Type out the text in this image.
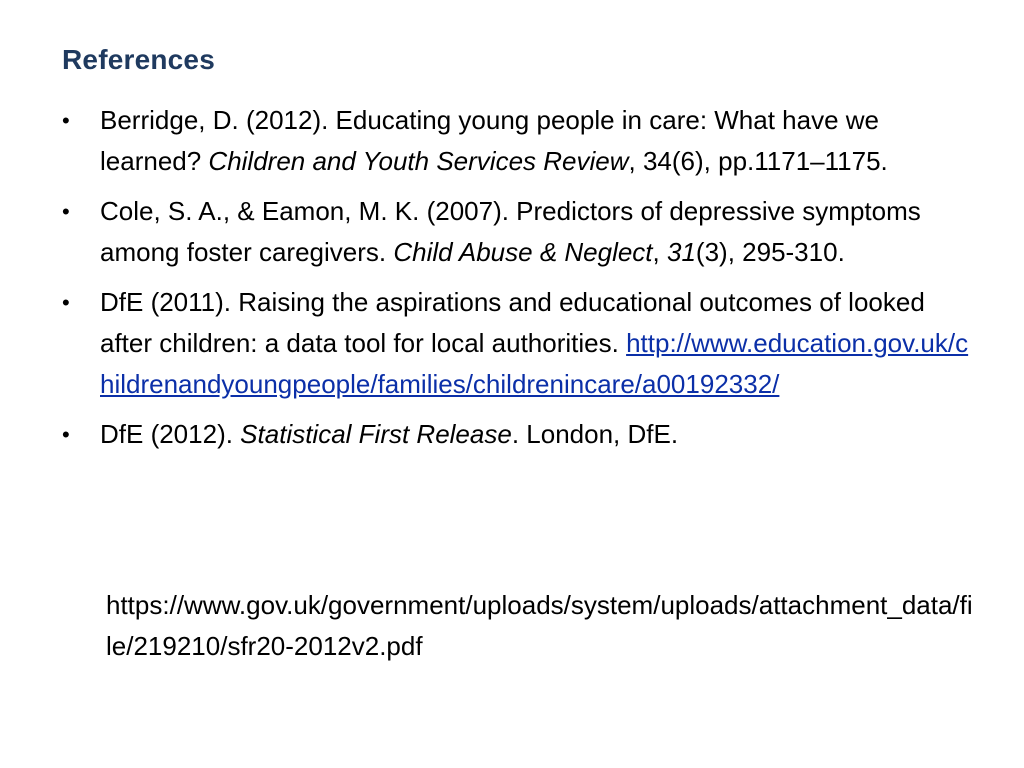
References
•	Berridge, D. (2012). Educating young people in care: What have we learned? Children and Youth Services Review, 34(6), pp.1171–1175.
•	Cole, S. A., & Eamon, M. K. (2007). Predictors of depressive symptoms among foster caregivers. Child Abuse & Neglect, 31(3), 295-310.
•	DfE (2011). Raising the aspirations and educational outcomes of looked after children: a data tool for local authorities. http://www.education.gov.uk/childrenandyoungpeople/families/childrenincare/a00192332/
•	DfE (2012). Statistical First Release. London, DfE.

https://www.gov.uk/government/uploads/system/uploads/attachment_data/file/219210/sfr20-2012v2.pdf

————

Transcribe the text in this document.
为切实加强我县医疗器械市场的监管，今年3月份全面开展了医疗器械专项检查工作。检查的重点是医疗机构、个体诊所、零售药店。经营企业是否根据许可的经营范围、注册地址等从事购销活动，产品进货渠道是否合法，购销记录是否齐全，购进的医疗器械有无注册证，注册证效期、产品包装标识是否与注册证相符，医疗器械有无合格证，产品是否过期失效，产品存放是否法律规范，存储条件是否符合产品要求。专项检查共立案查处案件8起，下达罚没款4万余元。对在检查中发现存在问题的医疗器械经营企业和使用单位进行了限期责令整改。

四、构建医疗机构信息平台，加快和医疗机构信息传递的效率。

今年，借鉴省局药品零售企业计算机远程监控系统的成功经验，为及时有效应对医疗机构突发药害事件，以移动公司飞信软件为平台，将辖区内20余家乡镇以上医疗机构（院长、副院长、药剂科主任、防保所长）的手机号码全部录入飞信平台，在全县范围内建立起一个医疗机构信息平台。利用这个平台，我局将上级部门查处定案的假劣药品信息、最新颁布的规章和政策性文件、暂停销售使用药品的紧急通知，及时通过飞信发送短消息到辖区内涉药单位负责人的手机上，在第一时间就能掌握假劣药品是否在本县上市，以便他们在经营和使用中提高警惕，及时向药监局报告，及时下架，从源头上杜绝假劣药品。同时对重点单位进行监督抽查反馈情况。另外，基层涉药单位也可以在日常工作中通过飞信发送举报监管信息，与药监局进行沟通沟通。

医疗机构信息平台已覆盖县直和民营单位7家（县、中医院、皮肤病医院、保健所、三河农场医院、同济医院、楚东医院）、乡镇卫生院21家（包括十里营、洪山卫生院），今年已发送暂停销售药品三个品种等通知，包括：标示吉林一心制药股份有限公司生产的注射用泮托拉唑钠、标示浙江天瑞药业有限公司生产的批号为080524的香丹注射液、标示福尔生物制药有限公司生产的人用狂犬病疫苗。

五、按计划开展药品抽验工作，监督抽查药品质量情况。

————

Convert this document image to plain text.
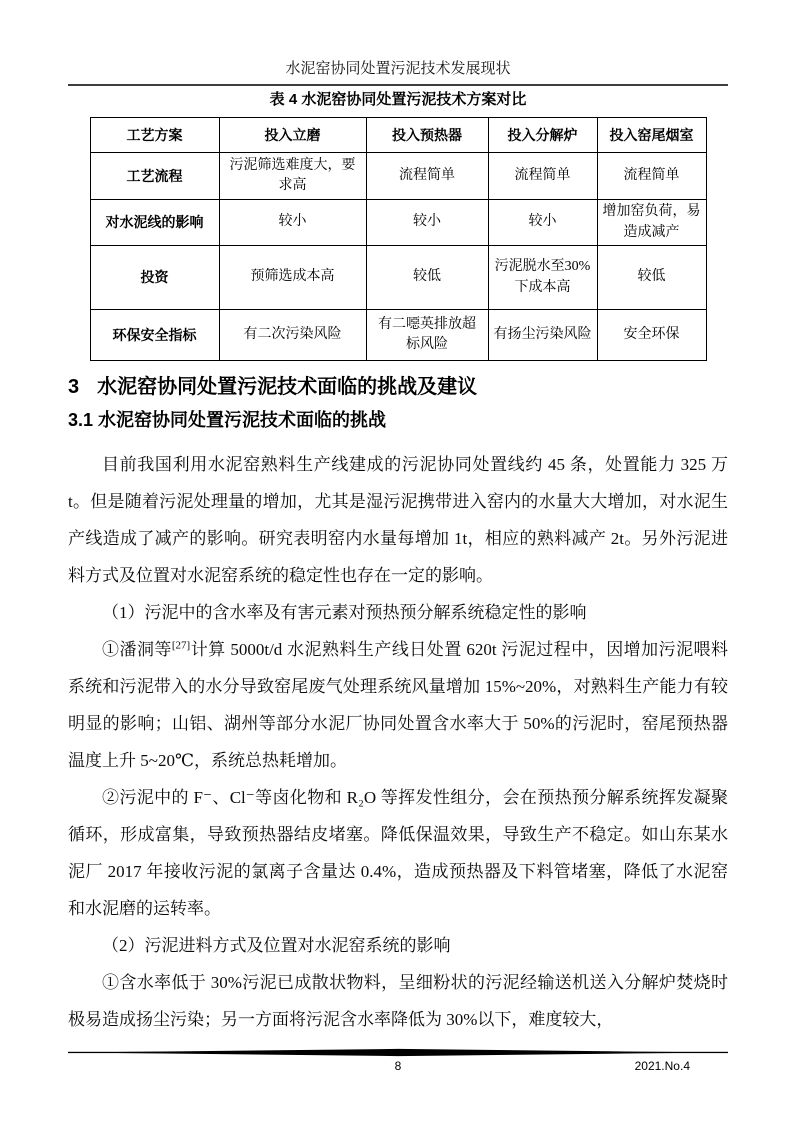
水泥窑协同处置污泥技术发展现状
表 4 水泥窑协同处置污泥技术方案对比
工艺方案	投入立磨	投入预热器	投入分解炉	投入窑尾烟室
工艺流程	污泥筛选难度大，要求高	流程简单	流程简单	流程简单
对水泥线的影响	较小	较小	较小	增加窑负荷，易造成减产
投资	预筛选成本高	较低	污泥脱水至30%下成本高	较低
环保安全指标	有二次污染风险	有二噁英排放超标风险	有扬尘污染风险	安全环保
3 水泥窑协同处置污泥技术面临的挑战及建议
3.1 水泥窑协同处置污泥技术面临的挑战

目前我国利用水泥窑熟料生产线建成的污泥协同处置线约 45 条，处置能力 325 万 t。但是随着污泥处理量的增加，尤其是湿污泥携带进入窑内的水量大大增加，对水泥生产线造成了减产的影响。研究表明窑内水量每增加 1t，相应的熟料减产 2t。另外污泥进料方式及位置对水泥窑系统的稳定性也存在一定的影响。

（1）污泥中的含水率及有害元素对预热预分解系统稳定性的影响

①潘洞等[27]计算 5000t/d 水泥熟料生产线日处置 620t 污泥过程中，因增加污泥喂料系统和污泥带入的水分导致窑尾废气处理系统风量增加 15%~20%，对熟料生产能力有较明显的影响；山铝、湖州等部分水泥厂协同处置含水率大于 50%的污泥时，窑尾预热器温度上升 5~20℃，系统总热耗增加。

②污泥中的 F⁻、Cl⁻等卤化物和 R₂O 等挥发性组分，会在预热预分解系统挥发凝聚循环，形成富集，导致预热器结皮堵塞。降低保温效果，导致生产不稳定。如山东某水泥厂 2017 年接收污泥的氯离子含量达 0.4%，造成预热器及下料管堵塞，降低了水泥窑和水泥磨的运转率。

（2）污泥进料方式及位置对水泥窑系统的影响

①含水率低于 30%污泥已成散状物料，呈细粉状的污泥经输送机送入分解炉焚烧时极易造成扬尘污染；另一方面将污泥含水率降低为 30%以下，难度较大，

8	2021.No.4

————

• [DESCRIPTION OF THE TASK]:
Which lines in the listing above hold the word "document"? Show each of them.

• [SOLUTION TO THIS EXERCISE]:
Transcribe the text in this document.
Convert this document image to plain text.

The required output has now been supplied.